## Selected extract:
++++++++

The laser probe of the present invention is particularly well suited for a laser trabeculostomy procedure. During such a procedure, it is critical that the surgeon has a clear field of view within the eye, particularly of the anterior chamber angle where the cornea and the iris meet so that the position of the laser relative to the trabecular meshwork can be clearly visualized. A surgeon may guide the delivery tip of the fiber optic core of the laser probe through a corneal incision of the eye and towards the trabecular meshwork. The light emitting member emits a visible light signal within the eye and proximate to the delivery tip, thereby illuminating a field of view in which the surgeon can better visualize positioning of the delivery tip and subsequent transmission of laser energy upon the trabecular meshwork. By providing a laser probe with an integrated lighting member, illumination is provided internally (i.e., within the eye), as opposed to current procedures which rely on an external light source, and thus provides a much more comprehensive view within the eye and the improved view of the target location. By providing an improved view, a surgeon is able to better position the delivery tip relative to the trabecular meshwork so as to achieve optimal photoablation and channel formation in the meshwork and/or Schlemm's canal. In particular, the orientation and positioning of the delivery tip is critical when attempting to create optimal channel formation in the tissue, particularly when attempting to achieve transverse placement of channels in the meshwork relative to Schlemm's canal, which will provide optimal drainage. Furthermore, the surgeon is able to visually verify, with more confidence, the effectiveness of the laser treatment by visualizing drainage of the aqueous humor as a result of the laser treatment.
One aspect of the present invention provides an excimer laser probe for performing an intraocular procedure. The intraocular procedure may include a laser trabeculostomy and thus the target tissue includes trabecular meshwork and/or Schlemm's canal. However, it should be noted that a laser probe consistent with the present disclosure can be used in any laser treatment of eye conditions, including, but not limited to, diabetic eye diseases, such as proliferative diabetic retinopathy or macular oedema, cases of age-related macular degeneration, retinal tears, and retinopathy of prematurity, and laser-assisted in situ keratomileusis (LASIK) to correct refractive errors, such as short-sightedness (myopia) or astigmatism.
The laser probe includes a fiber optic core comprising a proximal end couplable to an excimer laser source and a distal end comprising a delivery tip for transmitting laser energy from said excimer laser source to a target tissue for treatment thereof. The laser probe further includes an illumination member for providing illumination in a field of view proximate to said delivery tip of said fiber core.
In some embodiments, the illumination member comprises an optical fiber for receipt of a light signal from an illumination source. The illumination source provides a light signal within the visible light spectrum. Accordingly, the illumination source may include, but is not limited to, an incandescent light source, a fluorescent light source, a halogen light source, a high-intensity discharge light source, a metal halide light source, and a light emitting diode (LED) light source.

++++++++

## Material supplied:
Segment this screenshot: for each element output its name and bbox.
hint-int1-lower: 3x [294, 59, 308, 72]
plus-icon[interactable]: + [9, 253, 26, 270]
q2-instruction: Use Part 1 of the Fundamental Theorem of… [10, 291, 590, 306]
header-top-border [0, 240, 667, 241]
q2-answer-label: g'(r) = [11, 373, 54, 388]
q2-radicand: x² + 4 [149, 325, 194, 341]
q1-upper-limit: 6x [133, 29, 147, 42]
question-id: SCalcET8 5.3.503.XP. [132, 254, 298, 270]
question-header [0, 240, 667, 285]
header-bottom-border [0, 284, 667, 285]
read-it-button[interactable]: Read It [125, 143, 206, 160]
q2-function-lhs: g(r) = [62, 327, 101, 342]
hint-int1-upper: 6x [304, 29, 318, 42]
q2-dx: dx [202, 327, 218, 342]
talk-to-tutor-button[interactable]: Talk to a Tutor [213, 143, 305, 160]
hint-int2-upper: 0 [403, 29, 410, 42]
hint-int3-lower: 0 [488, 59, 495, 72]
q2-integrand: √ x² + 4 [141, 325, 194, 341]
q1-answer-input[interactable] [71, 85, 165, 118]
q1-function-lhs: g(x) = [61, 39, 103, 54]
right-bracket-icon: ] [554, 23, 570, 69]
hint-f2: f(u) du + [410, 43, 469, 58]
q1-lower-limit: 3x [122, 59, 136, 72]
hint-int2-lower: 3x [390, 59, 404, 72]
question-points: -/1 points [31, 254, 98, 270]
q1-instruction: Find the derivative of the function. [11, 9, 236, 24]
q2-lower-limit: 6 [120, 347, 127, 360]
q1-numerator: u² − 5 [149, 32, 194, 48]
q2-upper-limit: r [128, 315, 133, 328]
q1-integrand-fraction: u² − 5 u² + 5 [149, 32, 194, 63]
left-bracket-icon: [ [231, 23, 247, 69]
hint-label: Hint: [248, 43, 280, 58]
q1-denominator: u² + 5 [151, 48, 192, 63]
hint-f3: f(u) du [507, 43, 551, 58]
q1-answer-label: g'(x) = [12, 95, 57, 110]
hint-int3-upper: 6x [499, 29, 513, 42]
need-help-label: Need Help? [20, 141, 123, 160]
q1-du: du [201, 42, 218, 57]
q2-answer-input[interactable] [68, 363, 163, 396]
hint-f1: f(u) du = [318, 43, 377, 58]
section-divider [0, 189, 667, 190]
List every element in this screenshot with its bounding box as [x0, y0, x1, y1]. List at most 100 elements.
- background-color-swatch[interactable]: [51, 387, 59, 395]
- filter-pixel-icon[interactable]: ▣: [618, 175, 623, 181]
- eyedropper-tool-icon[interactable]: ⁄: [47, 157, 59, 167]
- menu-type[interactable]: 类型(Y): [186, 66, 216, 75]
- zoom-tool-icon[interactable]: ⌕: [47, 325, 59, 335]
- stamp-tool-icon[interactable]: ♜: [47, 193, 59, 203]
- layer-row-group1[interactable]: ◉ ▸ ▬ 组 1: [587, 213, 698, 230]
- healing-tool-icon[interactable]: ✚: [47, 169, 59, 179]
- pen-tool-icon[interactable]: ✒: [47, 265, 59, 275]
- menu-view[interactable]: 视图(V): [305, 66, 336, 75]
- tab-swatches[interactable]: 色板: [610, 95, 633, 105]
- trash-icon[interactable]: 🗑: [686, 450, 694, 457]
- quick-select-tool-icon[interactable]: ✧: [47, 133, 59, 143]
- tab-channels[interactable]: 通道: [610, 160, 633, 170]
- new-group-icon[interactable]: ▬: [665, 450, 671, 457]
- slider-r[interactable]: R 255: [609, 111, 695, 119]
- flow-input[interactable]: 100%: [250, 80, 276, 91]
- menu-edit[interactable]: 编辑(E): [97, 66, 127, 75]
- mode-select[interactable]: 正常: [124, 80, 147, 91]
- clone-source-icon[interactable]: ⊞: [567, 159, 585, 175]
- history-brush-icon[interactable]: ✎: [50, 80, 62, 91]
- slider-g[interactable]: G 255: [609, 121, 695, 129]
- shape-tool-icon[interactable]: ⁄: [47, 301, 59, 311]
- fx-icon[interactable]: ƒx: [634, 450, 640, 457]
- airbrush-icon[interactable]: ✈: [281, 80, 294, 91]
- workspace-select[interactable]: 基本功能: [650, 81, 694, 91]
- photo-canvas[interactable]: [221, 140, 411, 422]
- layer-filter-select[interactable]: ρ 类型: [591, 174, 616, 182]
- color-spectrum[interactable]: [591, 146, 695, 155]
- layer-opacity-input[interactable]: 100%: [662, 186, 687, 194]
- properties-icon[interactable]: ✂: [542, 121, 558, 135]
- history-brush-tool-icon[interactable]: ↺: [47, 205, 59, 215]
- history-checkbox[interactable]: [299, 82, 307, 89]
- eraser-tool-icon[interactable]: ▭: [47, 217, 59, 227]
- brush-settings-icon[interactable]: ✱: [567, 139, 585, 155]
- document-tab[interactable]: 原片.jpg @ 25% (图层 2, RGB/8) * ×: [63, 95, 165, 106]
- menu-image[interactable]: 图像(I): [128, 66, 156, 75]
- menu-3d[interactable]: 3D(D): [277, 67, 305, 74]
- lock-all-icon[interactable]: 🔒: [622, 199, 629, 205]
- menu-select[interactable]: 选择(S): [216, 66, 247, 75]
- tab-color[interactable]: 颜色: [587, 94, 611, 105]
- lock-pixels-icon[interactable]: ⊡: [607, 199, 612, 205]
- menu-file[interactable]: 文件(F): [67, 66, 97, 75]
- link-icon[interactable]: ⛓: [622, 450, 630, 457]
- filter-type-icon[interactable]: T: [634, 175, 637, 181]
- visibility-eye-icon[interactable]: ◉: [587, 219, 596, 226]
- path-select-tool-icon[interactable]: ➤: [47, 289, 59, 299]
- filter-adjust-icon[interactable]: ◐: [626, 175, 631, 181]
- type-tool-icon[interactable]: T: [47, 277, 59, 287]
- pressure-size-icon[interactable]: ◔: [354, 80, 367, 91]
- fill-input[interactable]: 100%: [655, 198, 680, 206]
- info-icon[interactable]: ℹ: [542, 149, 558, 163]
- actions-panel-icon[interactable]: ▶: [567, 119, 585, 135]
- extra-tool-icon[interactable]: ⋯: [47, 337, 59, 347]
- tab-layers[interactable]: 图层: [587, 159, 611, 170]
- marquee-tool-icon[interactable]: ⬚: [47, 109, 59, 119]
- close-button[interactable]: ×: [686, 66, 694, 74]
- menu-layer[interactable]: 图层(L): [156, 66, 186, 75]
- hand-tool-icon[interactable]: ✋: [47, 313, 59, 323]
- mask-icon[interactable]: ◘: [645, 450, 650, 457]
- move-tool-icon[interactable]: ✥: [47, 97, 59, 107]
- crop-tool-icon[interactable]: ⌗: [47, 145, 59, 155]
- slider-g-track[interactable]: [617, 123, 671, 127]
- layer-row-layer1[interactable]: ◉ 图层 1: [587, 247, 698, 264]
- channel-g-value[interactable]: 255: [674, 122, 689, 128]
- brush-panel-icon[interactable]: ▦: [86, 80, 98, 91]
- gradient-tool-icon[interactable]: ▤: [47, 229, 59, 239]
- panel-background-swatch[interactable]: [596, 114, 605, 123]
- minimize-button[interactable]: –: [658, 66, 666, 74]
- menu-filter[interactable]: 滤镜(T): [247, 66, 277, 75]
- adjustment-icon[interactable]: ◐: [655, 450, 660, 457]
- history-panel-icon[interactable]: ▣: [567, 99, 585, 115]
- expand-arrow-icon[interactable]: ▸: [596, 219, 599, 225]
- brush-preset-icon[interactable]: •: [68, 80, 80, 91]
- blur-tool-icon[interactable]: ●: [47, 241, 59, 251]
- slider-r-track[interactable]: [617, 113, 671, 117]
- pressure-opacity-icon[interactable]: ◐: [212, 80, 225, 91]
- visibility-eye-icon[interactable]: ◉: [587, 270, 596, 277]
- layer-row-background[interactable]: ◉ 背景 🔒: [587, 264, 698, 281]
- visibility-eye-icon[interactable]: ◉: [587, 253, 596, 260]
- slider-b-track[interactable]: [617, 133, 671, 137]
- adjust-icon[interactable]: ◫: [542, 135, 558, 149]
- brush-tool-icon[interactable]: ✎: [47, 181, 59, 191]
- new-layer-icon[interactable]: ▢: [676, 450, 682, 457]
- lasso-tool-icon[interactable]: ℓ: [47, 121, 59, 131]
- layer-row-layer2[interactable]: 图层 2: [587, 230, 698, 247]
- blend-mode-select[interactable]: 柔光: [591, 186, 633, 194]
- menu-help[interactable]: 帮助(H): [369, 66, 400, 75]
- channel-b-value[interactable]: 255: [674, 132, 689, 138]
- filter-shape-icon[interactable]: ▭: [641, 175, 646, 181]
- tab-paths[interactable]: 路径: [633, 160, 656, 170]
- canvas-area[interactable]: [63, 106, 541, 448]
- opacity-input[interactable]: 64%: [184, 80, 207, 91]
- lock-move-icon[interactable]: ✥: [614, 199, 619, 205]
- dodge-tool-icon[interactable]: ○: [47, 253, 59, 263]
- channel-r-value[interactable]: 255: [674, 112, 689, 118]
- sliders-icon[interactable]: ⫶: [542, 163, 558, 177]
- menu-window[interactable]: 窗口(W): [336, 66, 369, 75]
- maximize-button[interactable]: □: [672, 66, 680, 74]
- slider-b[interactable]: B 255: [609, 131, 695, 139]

++++++++

## Required actions:
**1)** Duplicate the part of the laser probe passage starting at "The laser probe includes" and ending at "said fiber core.".
**2)** Answer these questions from the laser probe passage.
(a) Which two structures meet at the anterior chamber angle?
(b) What does LASIK correct, as the passage names it?
(c) What kind of laser source can the proximal end of the fiber optic core be coupled to?
Work from the laser probe passage alone, not the listing.

## Solved tasks:
**1)**
The laser probe includes a fiber optic core comprising a proximal end couplable to an excimer laser source and a distal end comprising a delivery tip for transmitting laser energy from said excimer laser source to a target tissue for treatment thereof. The laser probe further includes an illumination member for providing illumination in a field of view proximate to said delivery tip of said fiber core.

**2)**
(a) The cornea and the iris.
(b) Refractive errors, such as short-sightedness (myopia) or astigmatism.
(c) An excimer laser source.